DIRECTION: Repeat the lines below word for word, starting with the line that contains "x-axis-label: Dec 2025" and going on through the line that contains "x-tick-label: 16 <box>922 608 941 627</box>", both included.

MATERIAL FOR THIS TASK:
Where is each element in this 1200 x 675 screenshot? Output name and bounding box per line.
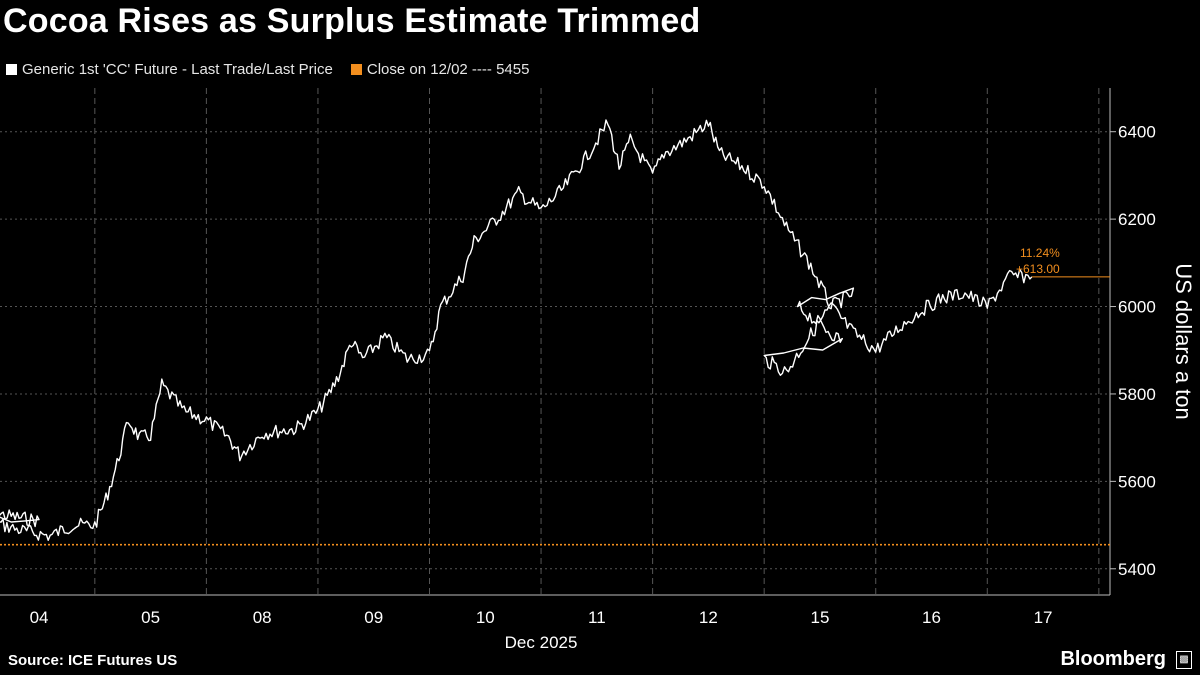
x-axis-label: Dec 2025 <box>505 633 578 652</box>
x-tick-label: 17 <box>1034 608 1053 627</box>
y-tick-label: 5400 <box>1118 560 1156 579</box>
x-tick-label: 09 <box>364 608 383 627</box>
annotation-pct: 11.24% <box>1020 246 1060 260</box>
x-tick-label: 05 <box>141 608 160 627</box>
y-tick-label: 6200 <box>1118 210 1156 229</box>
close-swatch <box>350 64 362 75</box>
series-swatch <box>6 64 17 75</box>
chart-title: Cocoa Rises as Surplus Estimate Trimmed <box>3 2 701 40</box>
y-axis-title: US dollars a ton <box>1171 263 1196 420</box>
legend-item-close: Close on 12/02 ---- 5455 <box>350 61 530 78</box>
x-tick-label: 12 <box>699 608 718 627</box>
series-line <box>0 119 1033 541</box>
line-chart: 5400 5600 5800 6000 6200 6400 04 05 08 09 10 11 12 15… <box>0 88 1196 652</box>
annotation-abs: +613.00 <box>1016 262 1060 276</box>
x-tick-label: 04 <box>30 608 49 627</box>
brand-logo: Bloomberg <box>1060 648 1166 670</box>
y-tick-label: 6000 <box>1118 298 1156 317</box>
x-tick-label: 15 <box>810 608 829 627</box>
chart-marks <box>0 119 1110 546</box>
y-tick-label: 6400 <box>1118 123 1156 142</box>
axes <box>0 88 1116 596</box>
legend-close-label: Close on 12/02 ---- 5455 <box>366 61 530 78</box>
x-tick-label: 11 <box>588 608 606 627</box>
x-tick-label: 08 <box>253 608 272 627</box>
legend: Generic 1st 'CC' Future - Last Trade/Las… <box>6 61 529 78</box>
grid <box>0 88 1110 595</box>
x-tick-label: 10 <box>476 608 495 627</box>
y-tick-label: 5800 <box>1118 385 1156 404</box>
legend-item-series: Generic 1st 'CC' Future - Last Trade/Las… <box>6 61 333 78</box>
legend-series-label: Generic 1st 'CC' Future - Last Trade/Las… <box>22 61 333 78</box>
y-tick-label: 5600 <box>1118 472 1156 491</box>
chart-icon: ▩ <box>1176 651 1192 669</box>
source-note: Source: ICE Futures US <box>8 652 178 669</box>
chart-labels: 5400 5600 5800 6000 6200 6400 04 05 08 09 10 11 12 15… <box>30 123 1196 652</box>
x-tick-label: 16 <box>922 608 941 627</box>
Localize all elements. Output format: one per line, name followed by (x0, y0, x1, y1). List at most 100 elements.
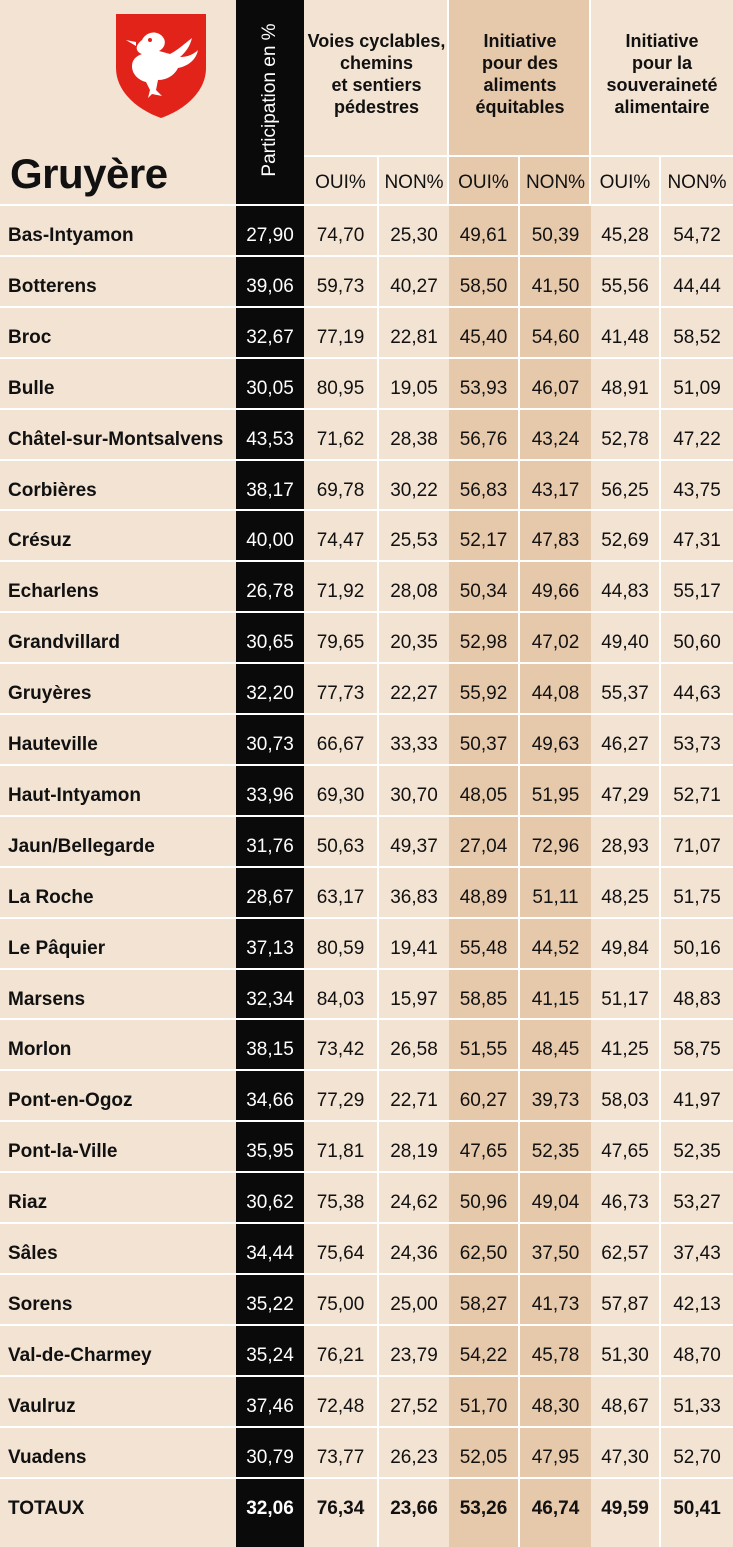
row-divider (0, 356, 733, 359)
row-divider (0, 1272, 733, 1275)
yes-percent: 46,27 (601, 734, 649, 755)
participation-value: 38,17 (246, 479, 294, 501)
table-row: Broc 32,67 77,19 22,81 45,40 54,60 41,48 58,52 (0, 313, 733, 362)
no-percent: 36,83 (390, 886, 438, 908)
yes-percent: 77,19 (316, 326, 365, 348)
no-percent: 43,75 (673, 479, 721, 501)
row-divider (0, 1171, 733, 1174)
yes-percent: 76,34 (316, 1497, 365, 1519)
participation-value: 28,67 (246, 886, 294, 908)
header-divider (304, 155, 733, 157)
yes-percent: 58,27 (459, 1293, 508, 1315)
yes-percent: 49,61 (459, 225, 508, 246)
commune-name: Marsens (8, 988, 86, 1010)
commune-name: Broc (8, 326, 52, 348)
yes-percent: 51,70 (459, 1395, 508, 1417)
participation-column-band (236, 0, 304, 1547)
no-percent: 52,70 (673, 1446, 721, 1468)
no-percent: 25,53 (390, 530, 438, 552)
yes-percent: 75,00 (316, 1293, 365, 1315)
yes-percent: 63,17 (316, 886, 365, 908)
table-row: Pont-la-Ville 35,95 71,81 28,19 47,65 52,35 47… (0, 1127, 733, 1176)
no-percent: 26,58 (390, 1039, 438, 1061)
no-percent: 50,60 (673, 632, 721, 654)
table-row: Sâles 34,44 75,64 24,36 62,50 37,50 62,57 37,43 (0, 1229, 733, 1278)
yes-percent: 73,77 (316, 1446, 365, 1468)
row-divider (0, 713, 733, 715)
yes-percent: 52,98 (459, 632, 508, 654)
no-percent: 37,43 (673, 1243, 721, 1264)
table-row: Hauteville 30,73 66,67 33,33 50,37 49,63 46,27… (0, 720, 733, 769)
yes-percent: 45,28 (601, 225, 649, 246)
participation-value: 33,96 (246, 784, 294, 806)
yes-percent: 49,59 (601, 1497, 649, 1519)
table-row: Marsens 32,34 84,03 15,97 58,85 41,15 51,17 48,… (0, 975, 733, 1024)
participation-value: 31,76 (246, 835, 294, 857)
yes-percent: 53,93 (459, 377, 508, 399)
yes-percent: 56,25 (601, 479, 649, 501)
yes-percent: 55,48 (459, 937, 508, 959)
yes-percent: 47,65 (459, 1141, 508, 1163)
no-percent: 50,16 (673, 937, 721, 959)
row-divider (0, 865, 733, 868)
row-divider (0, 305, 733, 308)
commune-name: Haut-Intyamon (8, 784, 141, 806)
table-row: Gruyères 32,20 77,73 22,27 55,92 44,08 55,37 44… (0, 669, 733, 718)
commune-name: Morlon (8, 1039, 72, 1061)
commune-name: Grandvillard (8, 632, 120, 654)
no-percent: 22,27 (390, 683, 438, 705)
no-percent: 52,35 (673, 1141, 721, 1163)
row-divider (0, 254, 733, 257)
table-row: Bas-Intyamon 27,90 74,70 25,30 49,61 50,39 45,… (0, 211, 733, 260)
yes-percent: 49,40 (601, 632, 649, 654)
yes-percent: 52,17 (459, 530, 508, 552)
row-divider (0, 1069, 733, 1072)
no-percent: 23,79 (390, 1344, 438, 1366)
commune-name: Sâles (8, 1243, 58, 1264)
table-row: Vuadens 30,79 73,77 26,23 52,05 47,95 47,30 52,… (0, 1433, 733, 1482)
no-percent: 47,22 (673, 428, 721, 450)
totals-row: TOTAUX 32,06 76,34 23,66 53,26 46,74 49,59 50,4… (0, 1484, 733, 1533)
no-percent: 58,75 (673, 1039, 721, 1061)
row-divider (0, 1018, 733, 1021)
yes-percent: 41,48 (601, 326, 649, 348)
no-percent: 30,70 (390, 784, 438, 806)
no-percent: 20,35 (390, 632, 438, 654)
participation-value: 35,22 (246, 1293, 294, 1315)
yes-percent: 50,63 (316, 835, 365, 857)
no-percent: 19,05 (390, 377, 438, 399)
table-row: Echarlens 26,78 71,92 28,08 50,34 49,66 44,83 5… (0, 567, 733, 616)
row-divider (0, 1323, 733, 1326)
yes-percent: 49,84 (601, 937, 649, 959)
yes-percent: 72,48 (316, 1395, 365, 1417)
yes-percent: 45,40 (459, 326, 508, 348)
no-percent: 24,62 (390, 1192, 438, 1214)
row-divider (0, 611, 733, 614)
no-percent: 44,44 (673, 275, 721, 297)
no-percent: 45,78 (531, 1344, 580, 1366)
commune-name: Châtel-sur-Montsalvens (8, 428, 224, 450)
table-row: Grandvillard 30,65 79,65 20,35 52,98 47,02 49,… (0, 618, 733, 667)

OUTPUT:
x-axis-label: Dec 2025 <box>505 633 578 652</box>
x-tick-label: 17 <box>1034 608 1053 627</box>
y-tick-label: 5400 <box>1118 560 1156 579</box>
x-tick-label: 09 <box>364 608 383 627</box>
annotation-pct: 11.24% <box>1020 246 1060 260</box>
x-tick-label: 05 <box>141 608 160 627</box>
y-tick-label: 6200 <box>1118 210 1156 229</box>
close-swatch <box>350 64 362 75</box>
series-swatch <box>6 64 17 75</box>
chart-title: Cocoa Rises as Surplus Estimate Trimmed <box>3 2 701 40</box>
y-axis-title: US dollars a ton <box>1171 263 1196 420</box>
legend-item-close: Close on 12/02 ---- 5455 <box>350 61 530 78</box>
x-tick-label: 12 <box>699 608 718 627</box>
series-line <box>0 119 1033 541</box>
line-chart: 5400 5600 5800 6000 6200 6400 04 05 08 09 10 11 12 15… <box>0 88 1196 652</box>
annotation-abs: +613.00 <box>1016 262 1060 276</box>
x-tick-label: 04 <box>30 608 49 627</box>
brand-logo: Bloomberg <box>1060 648 1166 670</box>
y-tick-label: 6000 <box>1118 298 1156 317</box>
x-tick-label: 15 <box>810 608 829 627</box>
chart-marks <box>0 119 1110 546</box>
y-tick-label: 6400 <box>1118 123 1156 142</box>
axes <box>0 88 1116 596</box>
legend-close-label: Close on 12/02 ---- 5455 <box>366 61 530 78</box>
x-tick-label: 11 <box>588 608 606 627</box>
x-tick-label: 08 <box>253 608 272 627</box>
legend: Generic 1st 'CC' Future - Last Trade/Las… <box>6 61 529 78</box>
grid <box>0 88 1110 595</box>
x-tick-label: 10 <box>476 608 495 627</box>
y-tick-label: 5800 <box>1118 385 1156 404</box>
legend-item-series: Generic 1st 'CC' Future - Last Trade/Las… <box>6 61 333 78</box>
legend-series-label: Generic 1st 'CC' Future - Last Trade/Las… <box>22 61 333 78</box>
y-tick-label: 5600 <box>1118 472 1156 491</box>
chart-icon: ▩ <box>1176 651 1192 669</box>
source-note: Source: ICE Futures US <box>8 652 178 669</box>
chart-labels: 5400 5600 5800 6000 6200 6400 04 05 08 09 10 11 12 15… <box>30 123 1196 652</box>
x-tick-label: 16 <box>922 608 941 627</box>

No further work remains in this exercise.